═════ Dataset

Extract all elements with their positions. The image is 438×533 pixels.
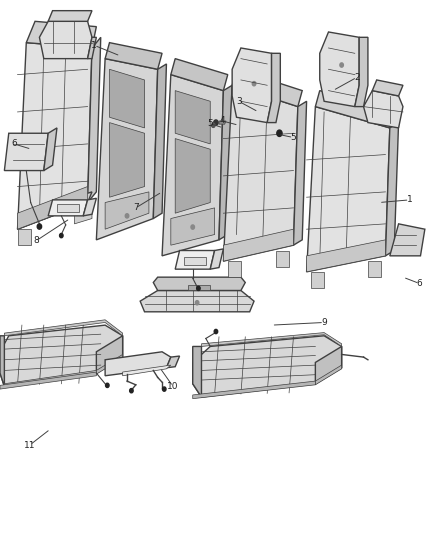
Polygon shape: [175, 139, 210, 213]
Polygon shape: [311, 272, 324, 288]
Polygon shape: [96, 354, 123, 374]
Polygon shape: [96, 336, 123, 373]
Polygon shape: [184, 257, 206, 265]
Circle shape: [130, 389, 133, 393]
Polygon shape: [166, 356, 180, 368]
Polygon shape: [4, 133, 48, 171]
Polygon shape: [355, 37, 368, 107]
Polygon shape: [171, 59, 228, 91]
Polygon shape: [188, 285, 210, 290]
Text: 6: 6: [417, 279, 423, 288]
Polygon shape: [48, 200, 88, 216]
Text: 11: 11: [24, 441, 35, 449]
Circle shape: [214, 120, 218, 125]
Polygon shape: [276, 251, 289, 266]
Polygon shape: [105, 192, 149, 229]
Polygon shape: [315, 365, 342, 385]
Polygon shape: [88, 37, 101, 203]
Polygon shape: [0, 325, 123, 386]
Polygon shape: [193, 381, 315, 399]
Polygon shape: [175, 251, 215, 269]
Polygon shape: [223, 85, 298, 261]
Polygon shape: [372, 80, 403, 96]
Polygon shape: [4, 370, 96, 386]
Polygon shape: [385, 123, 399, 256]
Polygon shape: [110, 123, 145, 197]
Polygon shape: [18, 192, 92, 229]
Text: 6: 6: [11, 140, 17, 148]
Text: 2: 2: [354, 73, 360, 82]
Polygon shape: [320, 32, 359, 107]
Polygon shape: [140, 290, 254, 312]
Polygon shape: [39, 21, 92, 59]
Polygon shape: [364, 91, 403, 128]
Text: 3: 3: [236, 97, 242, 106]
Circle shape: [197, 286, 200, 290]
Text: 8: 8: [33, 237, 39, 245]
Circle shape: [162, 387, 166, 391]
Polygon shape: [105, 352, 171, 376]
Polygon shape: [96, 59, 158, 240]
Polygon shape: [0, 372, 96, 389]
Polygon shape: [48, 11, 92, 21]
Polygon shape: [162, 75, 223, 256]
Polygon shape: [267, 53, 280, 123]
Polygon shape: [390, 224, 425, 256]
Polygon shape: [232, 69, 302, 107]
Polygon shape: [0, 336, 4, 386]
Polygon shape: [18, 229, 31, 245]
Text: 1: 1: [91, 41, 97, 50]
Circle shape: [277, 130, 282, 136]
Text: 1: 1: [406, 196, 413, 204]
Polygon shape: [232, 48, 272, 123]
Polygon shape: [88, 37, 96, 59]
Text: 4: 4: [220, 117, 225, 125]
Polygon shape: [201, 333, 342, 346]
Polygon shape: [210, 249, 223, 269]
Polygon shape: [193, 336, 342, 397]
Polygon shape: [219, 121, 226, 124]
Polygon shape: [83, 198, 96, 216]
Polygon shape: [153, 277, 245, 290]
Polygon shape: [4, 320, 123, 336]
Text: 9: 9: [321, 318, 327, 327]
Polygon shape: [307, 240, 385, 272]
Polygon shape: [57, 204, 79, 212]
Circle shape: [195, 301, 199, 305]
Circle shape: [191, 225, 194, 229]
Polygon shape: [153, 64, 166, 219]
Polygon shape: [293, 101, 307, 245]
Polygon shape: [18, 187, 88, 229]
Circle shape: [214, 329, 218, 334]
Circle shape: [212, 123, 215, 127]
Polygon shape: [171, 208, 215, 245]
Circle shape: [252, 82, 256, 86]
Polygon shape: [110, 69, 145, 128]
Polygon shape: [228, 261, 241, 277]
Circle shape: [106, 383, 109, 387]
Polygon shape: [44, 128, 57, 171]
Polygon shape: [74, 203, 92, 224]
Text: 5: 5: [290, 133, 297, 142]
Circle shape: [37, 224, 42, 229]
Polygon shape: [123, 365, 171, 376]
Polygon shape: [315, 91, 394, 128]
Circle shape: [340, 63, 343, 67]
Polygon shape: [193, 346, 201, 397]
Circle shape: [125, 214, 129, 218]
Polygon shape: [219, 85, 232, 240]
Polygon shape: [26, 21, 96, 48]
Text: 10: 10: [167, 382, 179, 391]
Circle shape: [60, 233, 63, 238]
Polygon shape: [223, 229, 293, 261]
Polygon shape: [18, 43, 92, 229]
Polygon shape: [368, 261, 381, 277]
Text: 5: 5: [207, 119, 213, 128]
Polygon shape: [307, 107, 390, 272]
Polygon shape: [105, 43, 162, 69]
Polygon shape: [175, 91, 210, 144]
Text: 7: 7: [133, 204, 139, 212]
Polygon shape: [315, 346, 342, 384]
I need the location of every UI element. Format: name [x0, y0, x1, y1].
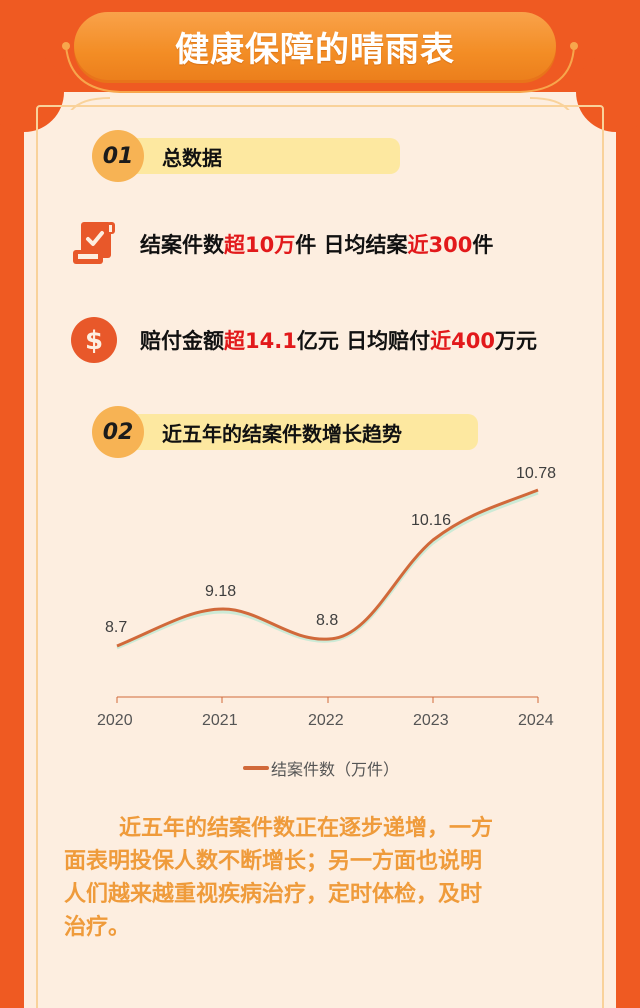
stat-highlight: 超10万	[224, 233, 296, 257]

══════════

Retype every line of the listing above character for character, omitting the pictures.

» **Answer below**
Extract all elements with their positions. The image is 438×533 pixels.
Polygon shape: [175, 139, 210, 213]
Polygon shape: [311, 272, 324, 288]
Polygon shape: [96, 354, 123, 374]
Polygon shape: [96, 336, 123, 373]
Polygon shape: [184, 257, 206, 265]
Circle shape: [130, 389, 133, 393]
Polygon shape: [166, 356, 180, 368]
Polygon shape: [4, 133, 48, 171]
Polygon shape: [355, 37, 368, 107]
Polygon shape: [171, 59, 228, 91]
Polygon shape: [188, 285, 210, 290]
Text: 6: 6: [417, 279, 423, 288]
Polygon shape: [48, 200, 88, 216]
Text: 11: 11: [24, 441, 35, 449]
Circle shape: [214, 120, 218, 125]
Polygon shape: [276, 251, 289, 266]
Polygon shape: [105, 192, 149, 229]
Polygon shape: [315, 365, 342, 385]
Polygon shape: [88, 37, 101, 203]
Polygon shape: [0, 325, 123, 386]
Polygon shape: [193, 381, 315, 399]
Polygon shape: [175, 251, 215, 269]
Polygon shape: [223, 85, 298, 261]
Polygon shape: [372, 80, 403, 96]
Polygon shape: [4, 370, 96, 386]
Polygon shape: [385, 123, 399, 256]
Polygon shape: [110, 123, 145, 197]
Polygon shape: [18, 192, 92, 229]
Text: 6: 6: [11, 140, 17, 148]
Text: 2: 2: [354, 73, 360, 82]
Polygon shape: [320, 32, 359, 107]
Polygon shape: [140, 290, 254, 312]
Polygon shape: [39, 21, 92, 59]
Polygon shape: [364, 91, 403, 128]
Text: 3: 3: [236, 97, 242, 106]
Circle shape: [197, 286, 200, 290]
Text: 8: 8: [33, 237, 39, 245]
Circle shape: [162, 387, 166, 391]
Polygon shape: [105, 352, 171, 376]
Polygon shape: [96, 59, 158, 240]
Polygon shape: [0, 372, 96, 389]
Polygon shape: [48, 11, 92, 21]
Polygon shape: [162, 75, 223, 256]
Polygon shape: [267, 53, 280, 123]
Polygon shape: [390, 224, 425, 256]
Polygon shape: [232, 69, 302, 107]
Polygon shape: [0, 336, 4, 386]
Polygon shape: [18, 229, 31, 245]
Text: 1: 1: [91, 41, 97, 50]
Circle shape: [277, 130, 282, 136]
Text: 1: 1: [406, 196, 413, 204]
Polygon shape: [232, 48, 272, 123]
Polygon shape: [88, 37, 96, 59]
Text: 4: 4: [220, 117, 225, 125]
Polygon shape: [201, 333, 342, 346]
Polygon shape: [210, 249, 223, 269]
Polygon shape: [193, 336, 342, 397]
Polygon shape: [219, 121, 226, 124]
Polygon shape: [83, 198, 96, 216]
Polygon shape: [153, 277, 245, 290]
Polygon shape: [4, 320, 123, 336]
Text: 9: 9: [321, 318, 327, 327]
Polygon shape: [307, 240, 385, 272]
Polygon shape: [57, 204, 79, 212]
Circle shape: [195, 301, 199, 305]
Circle shape: [191, 225, 194, 229]
Polygon shape: [153, 64, 166, 219]
Polygon shape: [293, 101, 307, 245]
Polygon shape: [18, 187, 88, 229]
Circle shape: [214, 329, 218, 334]
Circle shape: [212, 123, 215, 127]
Polygon shape: [171, 208, 215, 245]
Circle shape: [252, 82, 256, 86]
Polygon shape: [110, 69, 145, 128]
Polygon shape: [228, 261, 241, 277]
Circle shape: [106, 383, 109, 387]
Polygon shape: [44, 128, 57, 171]
Polygon shape: [74, 203, 92, 224]
Text: 5: 5: [290, 133, 297, 142]
Circle shape: [37, 224, 42, 229]
Polygon shape: [123, 365, 171, 376]
Polygon shape: [315, 91, 394, 128]
Circle shape: [340, 63, 343, 67]
Polygon shape: [193, 346, 201, 397]
Circle shape: [125, 214, 129, 218]
Polygon shape: [219, 85, 232, 240]
Polygon shape: [26, 21, 96, 48]
Text: 10: 10: [167, 382, 179, 391]
Circle shape: [60, 233, 63, 238]
Polygon shape: [223, 229, 293, 261]
Polygon shape: [18, 43, 92, 229]
Polygon shape: [368, 261, 381, 277]
Text: 5: 5: [207, 119, 213, 128]
Polygon shape: [307, 107, 390, 272]
Polygon shape: [105, 43, 162, 69]
Polygon shape: [175, 91, 210, 144]
Text: 7: 7: [133, 204, 139, 212]
Polygon shape: [315, 346, 342, 384]
I need the location of every UI element. Format: name [x0, y0, x1, y1].
stat-highlight: 超10万	[224, 233, 296, 257]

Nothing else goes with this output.